▶ Task input
START
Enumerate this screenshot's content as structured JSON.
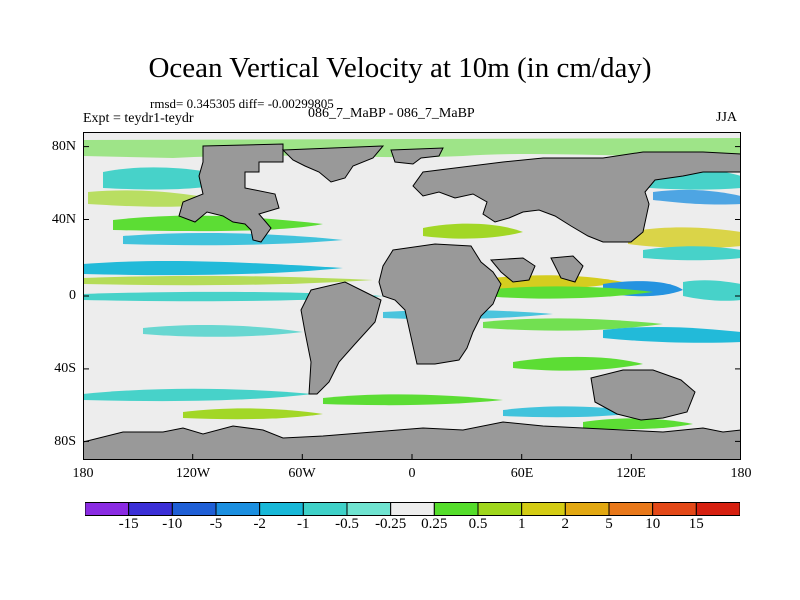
{
  "title": "Ocean Vertical Velocity at 10m (in cm/day)",
  "stats": "rmsd= 0.345305 diff= -0.00299805",
  "expt": "Expt = teydr1-teydr",
  "case": "086_7_MaBP - 086_7_MaBP",
  "season": "JJA",
  "lat_ticks": [
    "80N",
    "40N",
    "0",
    "40S",
    "80S"
  ],
  "lon_ticks": [
    "180",
    "120W",
    "60W",
    "0",
    "60E",
    "120E",
    "180"
  ],
  "colorbar": {
    "labels": [
      "-15",
      "-10",
      "-5",
      "-2",
      "-1",
      "-0.5",
      "-0.25",
      "0.25",
      "0.5",
      "1",
      "2",
      "5",
      "10",
      "15"
    ],
    "colors": [
      "#8a2be2",
      "#3b2fd6",
      "#1f5fd6",
      "#1b8fe0",
      "#18b8d8",
      "#3fd1c8",
      "#6fe3d0",
      "#ededed",
      "#55dd2b",
      "#9fd61c",
      "#d4cc14",
      "#e2a812",
      "#e8781a",
      "#e34818",
      "#d62010"
    ]
  },
  "colors": {
    "land": "#999999",
    "neutral": "#ededed"
  }
}
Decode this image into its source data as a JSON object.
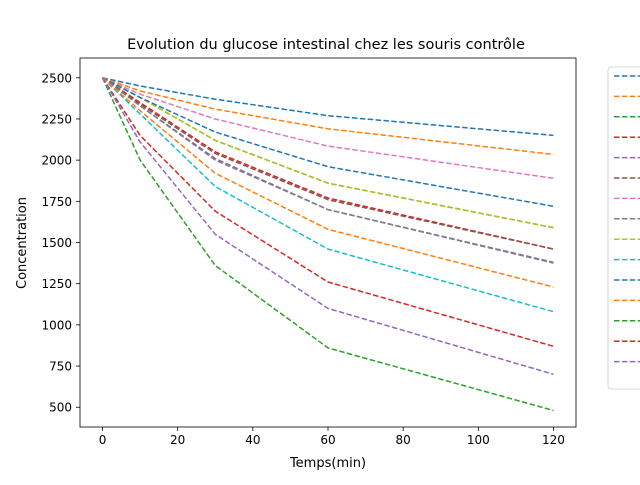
{
  "chart_data": {
    "type": "line",
    "title": "Evolution du glucose intestinal chez les souris contrôle",
    "xlabel": "Temps(min)",
    "ylabel": "Concentration",
    "x": [
      0,
      10,
      30,
      60,
      120
    ],
    "xlim": [
      -6,
      126
    ],
    "ylim": [
      380,
      2620
    ],
    "xticks": [
      0,
      20,
      40,
      60,
      80,
      100,
      120
    ],
    "yticks": [
      500,
      750,
      1000,
      1250,
      1500,
      1750,
      2000,
      2250,
      2500
    ],
    "grid": false,
    "line_style": "dashed",
    "legend_placement": "right, outside plot area (entry labels not legible)",
    "series": [
      {
        "color": "#1f77b4",
        "values": [
          2500,
          2450,
          2370,
          2270,
          2150
        ]
      },
      {
        "color": "#ff7f0e",
        "values": [
          2500,
          2420,
          2310,
          2190,
          2035
        ]
      },
      {
        "color": "#2ca02c",
        "values": [
          2500,
          2380,
          2120,
          1860,
          1590
        ]
      },
      {
        "color": "#d62728",
        "values": [
          2500,
          2350,
          2050,
          1770,
          1460
        ]
      },
      {
        "color": "#9467bd",
        "values": [
          2500,
          2330,
          2000,
          1700,
          1380
        ]
      },
      {
        "color": "#8c564b",
        "values": [
          2500,
          2340,
          2040,
          1760,
          1460
        ]
      },
      {
        "color": "#e377c2",
        "values": [
          2500,
          2400,
          2250,
          2085,
          1890
        ]
      },
      {
        "color": "#7f7f7f",
        "values": [
          2500,
          2330,
          2010,
          1700,
          1375
        ]
      },
      {
        "color": "#bcbd22",
        "values": [
          2500,
          2380,
          2120,
          1860,
          1590
        ]
      },
      {
        "color": "#17becf",
        "values": [
          2500,
          2280,
          1840,
          1460,
          1080
        ]
      },
      {
        "color": "#1f77b4",
        "values": [
          2500,
          2380,
          2170,
          1960,
          1720
        ]
      },
      {
        "color": "#ff7f0e",
        "values": [
          2500,
          2300,
          1920,
          1580,
          1230
        ]
      },
      {
        "color": "#2ca02c",
        "values": [
          2500,
          2000,
          1360,
          860,
          480
        ]
      },
      {
        "color": "#d62728",
        "values": [
          2500,
          2150,
          1690,
          1260,
          870
        ]
      },
      {
        "color": "#9467bd",
        "values": [
          2500,
          2110,
          1550,
          1100,
          700
        ]
      }
    ]
  }
}
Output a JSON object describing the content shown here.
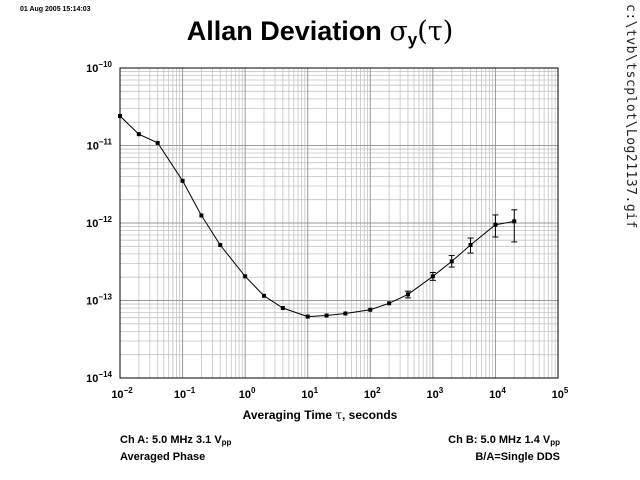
END
▶ Stated goal
Go through the material line by line. Show each line that contains the string "JSON".

▶ Exercise solution
Enumerate this screenshot's content as structured JSON.
Decode this image into its source data as a JSON object.
Output a JSON object describing the content shown here.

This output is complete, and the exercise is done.